Stored data
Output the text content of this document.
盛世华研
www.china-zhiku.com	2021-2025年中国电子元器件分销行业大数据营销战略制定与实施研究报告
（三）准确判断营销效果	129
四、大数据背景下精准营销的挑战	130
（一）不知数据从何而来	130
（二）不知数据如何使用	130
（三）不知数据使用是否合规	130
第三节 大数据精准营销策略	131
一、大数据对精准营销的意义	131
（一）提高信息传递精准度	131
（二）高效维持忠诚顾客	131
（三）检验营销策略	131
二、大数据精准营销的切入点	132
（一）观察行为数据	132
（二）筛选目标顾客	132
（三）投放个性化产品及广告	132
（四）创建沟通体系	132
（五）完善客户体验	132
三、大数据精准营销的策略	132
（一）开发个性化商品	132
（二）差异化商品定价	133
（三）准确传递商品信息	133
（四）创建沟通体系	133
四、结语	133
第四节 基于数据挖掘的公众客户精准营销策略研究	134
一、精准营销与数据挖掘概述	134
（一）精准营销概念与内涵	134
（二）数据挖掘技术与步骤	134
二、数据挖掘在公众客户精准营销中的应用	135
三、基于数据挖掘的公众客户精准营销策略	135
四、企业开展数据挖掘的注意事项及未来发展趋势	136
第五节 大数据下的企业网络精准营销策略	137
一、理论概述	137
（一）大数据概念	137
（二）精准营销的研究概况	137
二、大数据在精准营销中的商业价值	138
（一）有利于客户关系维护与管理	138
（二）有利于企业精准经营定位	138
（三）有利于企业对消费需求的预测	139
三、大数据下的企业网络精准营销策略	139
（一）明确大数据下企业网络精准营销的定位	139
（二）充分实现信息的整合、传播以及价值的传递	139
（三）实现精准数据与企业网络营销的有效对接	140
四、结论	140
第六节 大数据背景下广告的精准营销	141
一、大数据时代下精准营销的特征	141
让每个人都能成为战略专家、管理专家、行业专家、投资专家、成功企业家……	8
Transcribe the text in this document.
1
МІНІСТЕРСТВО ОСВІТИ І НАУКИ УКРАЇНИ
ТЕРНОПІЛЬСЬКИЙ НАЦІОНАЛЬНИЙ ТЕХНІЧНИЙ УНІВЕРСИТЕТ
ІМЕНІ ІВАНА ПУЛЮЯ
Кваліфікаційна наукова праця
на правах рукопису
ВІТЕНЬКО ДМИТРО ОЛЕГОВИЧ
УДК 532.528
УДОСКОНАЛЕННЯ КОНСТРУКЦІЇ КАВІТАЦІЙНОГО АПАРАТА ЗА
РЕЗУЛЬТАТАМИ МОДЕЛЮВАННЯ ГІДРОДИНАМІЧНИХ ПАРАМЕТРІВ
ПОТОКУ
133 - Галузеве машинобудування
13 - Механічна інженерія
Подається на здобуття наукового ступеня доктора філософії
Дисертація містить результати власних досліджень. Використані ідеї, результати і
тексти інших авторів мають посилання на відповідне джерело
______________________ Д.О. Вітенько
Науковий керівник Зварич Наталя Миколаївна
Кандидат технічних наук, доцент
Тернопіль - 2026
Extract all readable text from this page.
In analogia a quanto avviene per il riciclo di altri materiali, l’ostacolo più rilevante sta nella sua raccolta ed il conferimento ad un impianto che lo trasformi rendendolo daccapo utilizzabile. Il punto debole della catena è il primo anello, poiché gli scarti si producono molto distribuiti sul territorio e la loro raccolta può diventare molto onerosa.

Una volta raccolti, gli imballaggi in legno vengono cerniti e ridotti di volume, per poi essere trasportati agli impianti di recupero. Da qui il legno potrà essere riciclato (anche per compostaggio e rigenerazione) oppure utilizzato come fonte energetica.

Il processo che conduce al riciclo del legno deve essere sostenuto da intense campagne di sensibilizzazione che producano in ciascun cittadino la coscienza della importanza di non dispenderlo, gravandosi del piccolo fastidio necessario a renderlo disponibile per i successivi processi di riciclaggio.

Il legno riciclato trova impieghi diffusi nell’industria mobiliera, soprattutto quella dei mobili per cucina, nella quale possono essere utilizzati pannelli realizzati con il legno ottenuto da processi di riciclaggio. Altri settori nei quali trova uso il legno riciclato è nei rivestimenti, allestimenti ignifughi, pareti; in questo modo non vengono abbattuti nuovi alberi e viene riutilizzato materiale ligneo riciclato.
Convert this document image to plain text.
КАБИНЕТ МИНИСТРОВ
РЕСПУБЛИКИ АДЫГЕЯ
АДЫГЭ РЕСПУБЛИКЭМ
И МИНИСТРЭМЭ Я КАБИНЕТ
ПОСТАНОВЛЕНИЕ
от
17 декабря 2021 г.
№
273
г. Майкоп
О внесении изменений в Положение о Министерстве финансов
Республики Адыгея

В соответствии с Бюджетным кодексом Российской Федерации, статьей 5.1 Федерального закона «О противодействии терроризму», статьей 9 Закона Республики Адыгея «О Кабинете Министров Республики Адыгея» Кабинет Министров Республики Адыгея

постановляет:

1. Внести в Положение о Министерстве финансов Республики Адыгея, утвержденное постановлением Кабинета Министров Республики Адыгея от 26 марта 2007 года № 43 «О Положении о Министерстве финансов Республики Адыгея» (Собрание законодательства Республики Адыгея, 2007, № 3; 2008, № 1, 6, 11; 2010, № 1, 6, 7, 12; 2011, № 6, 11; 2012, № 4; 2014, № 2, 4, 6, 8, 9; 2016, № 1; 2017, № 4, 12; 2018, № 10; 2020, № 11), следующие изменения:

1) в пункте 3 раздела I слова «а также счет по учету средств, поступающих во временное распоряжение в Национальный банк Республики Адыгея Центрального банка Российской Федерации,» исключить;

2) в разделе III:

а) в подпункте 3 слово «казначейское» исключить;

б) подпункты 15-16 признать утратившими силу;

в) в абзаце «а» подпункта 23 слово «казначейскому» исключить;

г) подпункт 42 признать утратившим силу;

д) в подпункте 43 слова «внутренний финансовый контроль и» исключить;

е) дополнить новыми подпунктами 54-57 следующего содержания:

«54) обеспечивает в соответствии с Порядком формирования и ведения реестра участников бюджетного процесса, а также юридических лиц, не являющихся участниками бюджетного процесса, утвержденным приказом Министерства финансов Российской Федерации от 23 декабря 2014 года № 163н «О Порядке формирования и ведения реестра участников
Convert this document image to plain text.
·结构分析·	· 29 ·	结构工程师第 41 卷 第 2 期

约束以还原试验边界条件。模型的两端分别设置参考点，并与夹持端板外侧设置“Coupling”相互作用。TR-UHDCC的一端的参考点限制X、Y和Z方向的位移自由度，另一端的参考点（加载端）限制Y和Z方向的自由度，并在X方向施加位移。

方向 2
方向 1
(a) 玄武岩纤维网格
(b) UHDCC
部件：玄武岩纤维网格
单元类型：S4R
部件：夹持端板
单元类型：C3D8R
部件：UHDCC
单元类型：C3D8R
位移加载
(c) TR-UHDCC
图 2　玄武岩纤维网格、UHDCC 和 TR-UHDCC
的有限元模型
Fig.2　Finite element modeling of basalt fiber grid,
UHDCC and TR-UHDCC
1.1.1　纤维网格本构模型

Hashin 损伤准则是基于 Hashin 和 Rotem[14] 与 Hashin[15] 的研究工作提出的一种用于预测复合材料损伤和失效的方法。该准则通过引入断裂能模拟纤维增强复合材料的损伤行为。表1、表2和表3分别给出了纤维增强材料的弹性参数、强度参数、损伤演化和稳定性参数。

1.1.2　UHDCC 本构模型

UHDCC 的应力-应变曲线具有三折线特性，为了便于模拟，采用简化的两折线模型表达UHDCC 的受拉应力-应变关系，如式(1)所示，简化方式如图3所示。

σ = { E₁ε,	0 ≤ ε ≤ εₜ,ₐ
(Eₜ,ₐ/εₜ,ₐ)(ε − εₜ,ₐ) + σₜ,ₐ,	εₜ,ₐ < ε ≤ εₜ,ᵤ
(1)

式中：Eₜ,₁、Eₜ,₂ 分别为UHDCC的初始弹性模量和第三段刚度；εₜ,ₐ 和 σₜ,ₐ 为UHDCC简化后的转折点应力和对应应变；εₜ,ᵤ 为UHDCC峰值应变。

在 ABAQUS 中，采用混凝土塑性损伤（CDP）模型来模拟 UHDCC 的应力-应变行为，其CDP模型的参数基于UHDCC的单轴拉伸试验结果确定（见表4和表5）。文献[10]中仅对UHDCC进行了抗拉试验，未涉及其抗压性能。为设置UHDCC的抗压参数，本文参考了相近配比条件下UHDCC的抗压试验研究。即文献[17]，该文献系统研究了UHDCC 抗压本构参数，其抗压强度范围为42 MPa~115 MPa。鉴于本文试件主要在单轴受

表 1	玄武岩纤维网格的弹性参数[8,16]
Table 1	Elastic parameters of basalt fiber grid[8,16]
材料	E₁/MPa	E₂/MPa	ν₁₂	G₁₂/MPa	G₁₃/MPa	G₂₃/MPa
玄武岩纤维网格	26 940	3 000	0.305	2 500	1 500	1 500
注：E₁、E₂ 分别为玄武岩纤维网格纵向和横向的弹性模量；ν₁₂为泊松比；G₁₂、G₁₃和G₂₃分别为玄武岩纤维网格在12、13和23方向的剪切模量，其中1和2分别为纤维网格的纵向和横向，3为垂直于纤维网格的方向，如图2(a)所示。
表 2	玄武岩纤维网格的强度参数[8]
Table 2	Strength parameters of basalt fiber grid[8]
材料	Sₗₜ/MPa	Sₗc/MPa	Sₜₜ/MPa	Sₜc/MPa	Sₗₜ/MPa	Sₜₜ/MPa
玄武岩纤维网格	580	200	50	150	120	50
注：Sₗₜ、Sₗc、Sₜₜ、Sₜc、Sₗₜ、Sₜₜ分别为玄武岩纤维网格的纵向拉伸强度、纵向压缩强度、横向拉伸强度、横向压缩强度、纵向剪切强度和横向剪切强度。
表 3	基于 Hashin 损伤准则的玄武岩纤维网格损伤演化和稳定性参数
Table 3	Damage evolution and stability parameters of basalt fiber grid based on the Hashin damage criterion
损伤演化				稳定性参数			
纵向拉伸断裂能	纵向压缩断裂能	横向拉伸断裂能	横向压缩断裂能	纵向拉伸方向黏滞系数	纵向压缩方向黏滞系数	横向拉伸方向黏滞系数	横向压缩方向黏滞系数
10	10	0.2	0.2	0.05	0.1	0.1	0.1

§ **Directions for this task**
Copy, from the material, each line that holds the string "признать".

§ **Written solution**
б) подпункты 15-16 признать утратившими силу;
г) подпункт 42 признать утратившим силу;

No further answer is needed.